• **Aim**
Output each entry that follows exactly. Images stay out.
------------------------------------------------------------------------
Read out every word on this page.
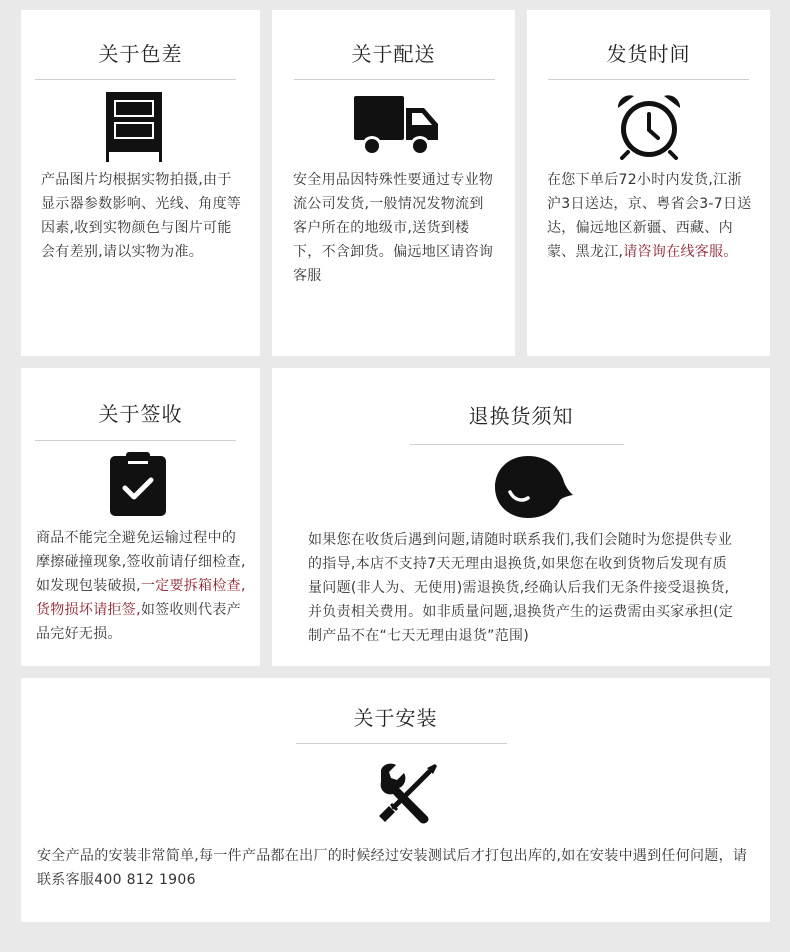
关于色差
产品图片均根据实物拍摄,由于显示器参数影响、光线、角度等因素,收到实物颜色与图片可能会有差别,请以实物为准。
关于配送
安全用品因特殊性要通过专业物流公司发货,一般情况发物流到客户所在的地级市,送货到楼下，不含卸货。偏远地区请咨询客服
发货时间
在您下单后72小时内发货,江浙沪3日送达，京、粤省会3-7日送达，偏远地区新疆、西藏、内蒙、黑龙江,请咨询在线客服。
关于签收
商品不能完全避免运输过程中的摩擦碰撞现象,签收前请仔细检查,如发现包装破损,一定要拆箱检查,货物损坏请拒签,如签收则代表产品完好无损。
退换货须知
如果您在收货后遇到问题,请随时联系我们,我们会随时为您提供专业的指导,本店不支持7天无理由退换货,如果您在收到货物后发现有质量问题(非人为、无使用)需退换货,经确认后我们无条件接受退换货,并负责相关费用。如非质量问题,退换货产生的运费需由买家承担(定制产品不在“七天无理由退货”范围)
关于安装
安全产品的安装非常简单,每一件产品都在出厂的时候经过安装测试后才打包出库的,如在安装中遇到任何问题，请联系客服400 812 1906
------------------------------------------------------------------------
• **Response to this exercise**
Read out every word on this page.
关于色差
产品图片均根据实物拍摄,由于显示器参数影响、光线、角度等因素,收到实物颜色与图片可能会有差别,请以实物为准。
关于配送
安全用品因特殊性要通过专业物流公司发货,一般情况发物流到客户所在的地级市,送货到楼下，不含卸货。偏远地区请咨询客服
发货时间
在您下单后72小时内发货,江浙沪3日送达，京、粤省会3-7日送达，偏远地区新疆、西藏、内蒙、黑龙江,请咨询在线客服。
关于签收
商品不能完全避免运输过程中的摩擦碰撞现象,签收前请仔细检查,如发现包装破损,一定要拆箱检查,货物损坏请拒签,如签收则代表产品完好无损。
退换货须知
如果您在收货后遇到问题,请随时联系我们,我们会随时为您提供专业的指导,本店不支持7天无理由退换货,如果您在收到货物后发现有质量问题(非人为、无使用)需退换货,经确认后我们无条件接受退换货,并负责相关费用。如非质量问题,退换货产生的运费需由买家承担(定制产品不在“七天无理由退货”范围)
关于安装
安全产品的安装非常简单,每一件产品都在出厂的时候经过安装测试后才打包出库的,如在安装中遇到任何问题，请联系客服400 812 1906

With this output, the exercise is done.